▶ YOUR TASK
Skip the pictures and repeat each line of the data exactly.

▶ RECORD EXCERPTS

---------------

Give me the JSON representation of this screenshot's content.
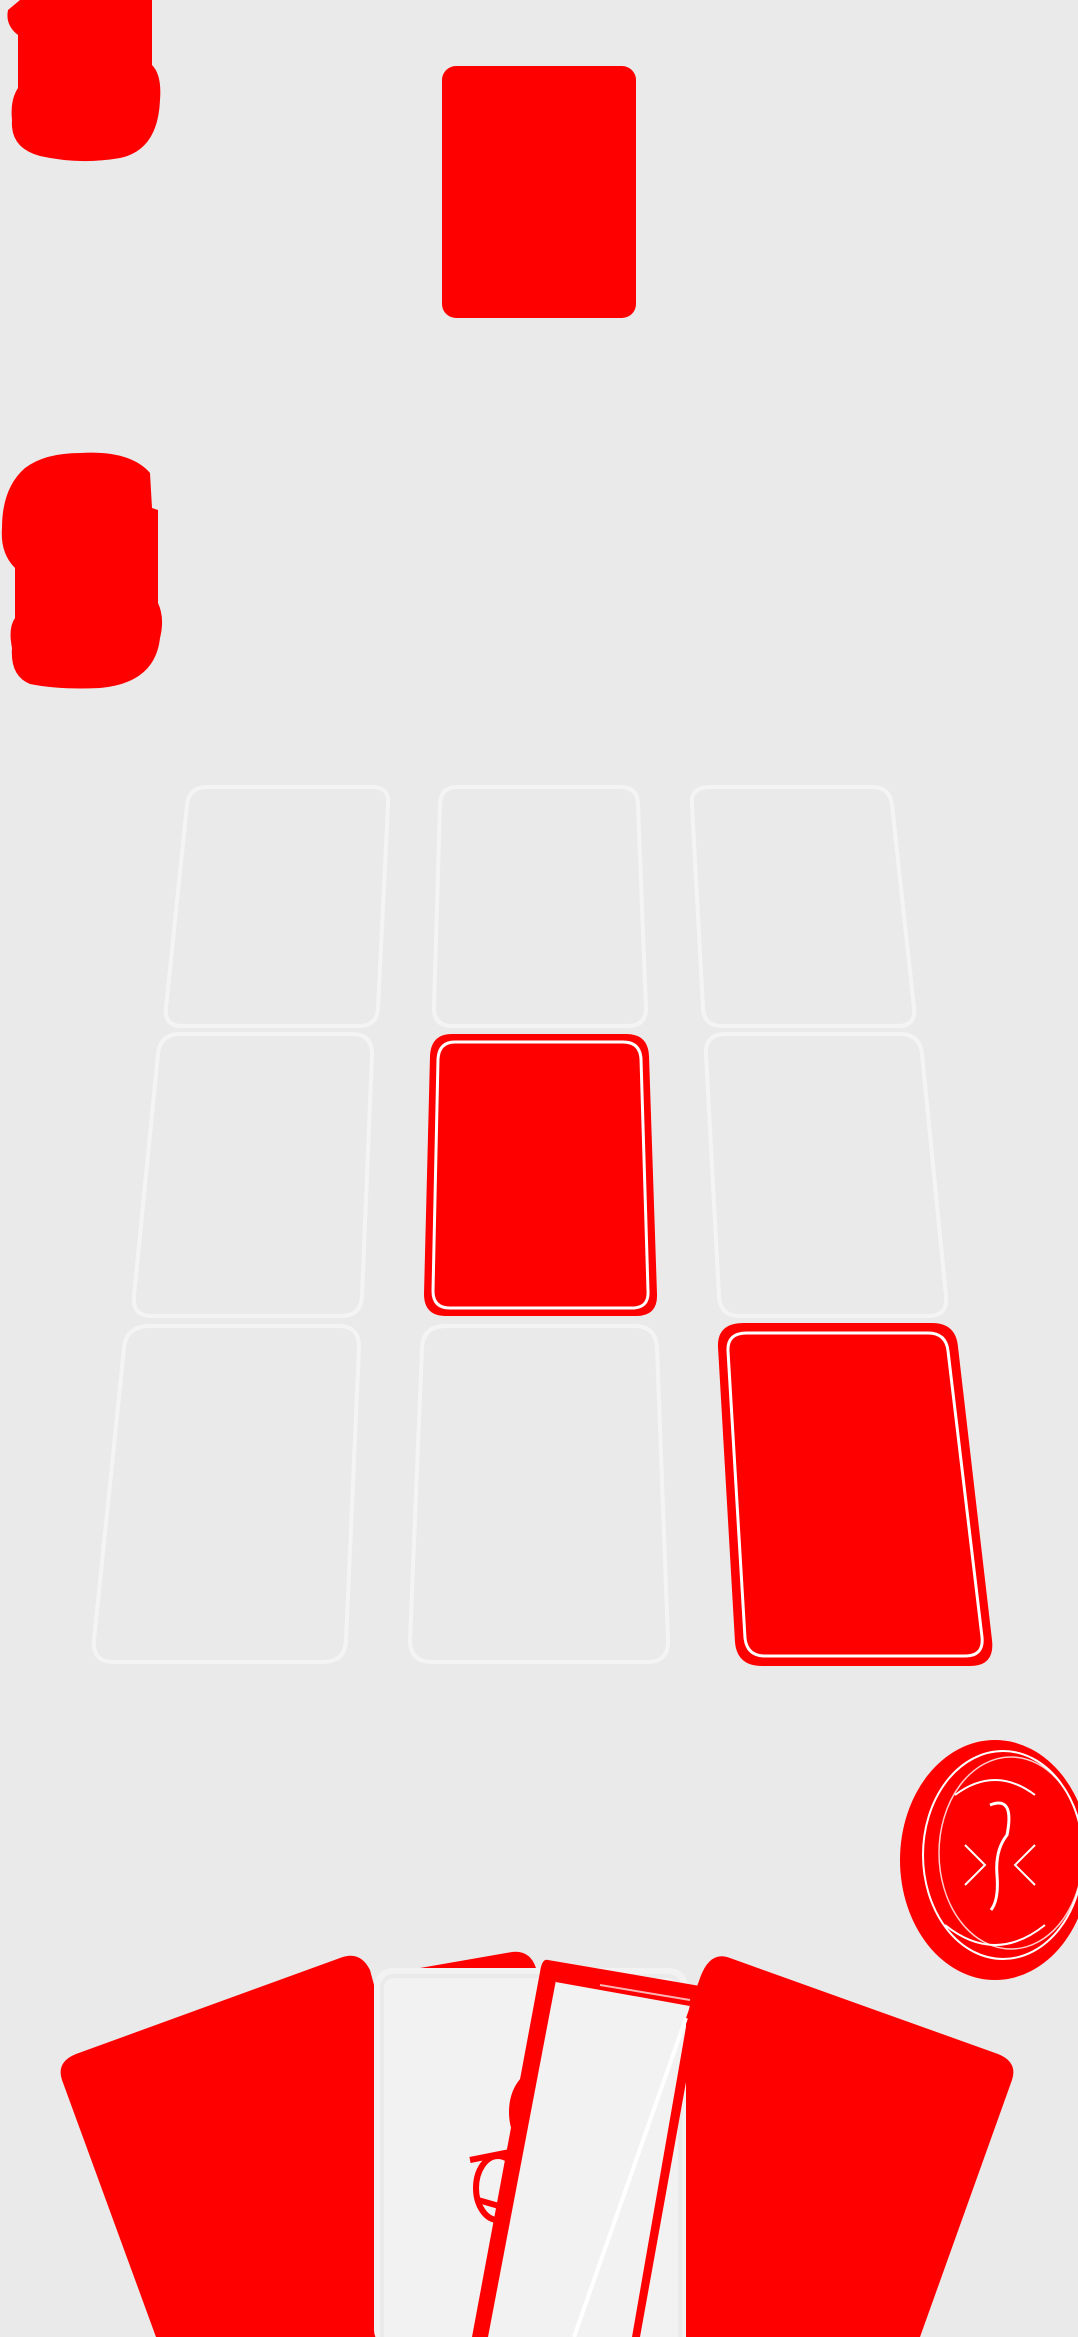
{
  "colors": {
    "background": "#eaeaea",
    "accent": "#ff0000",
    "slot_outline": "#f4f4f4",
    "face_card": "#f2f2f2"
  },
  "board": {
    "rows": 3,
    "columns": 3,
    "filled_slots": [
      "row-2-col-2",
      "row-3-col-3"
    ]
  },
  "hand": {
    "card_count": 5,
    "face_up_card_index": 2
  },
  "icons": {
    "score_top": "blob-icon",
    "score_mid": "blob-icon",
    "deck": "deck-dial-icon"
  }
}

---------------

▶ FINISHED TASK
Give me the JSON representation of this screenshot's content.
{
  "colors": {
    "background": "#eaeaea",
    "accent": "#ff0000",
    "slot_outline": "#f4f4f4",
    "face_card": "#f2f2f2"
  },
  "board": {
    "rows": 3,
    "columns": 3,
    "filled_slots": [
      "row-2-col-2",
      "row-3-col-3"
    ]
  },
  "hand": {
    "card_count": 5,
    "face_up_card_index": 2
  },
  "icons": {
    "score_top": "blob-icon",
    "score_mid": "blob-icon",
    "deck": "deck-dial-icon"
  }
}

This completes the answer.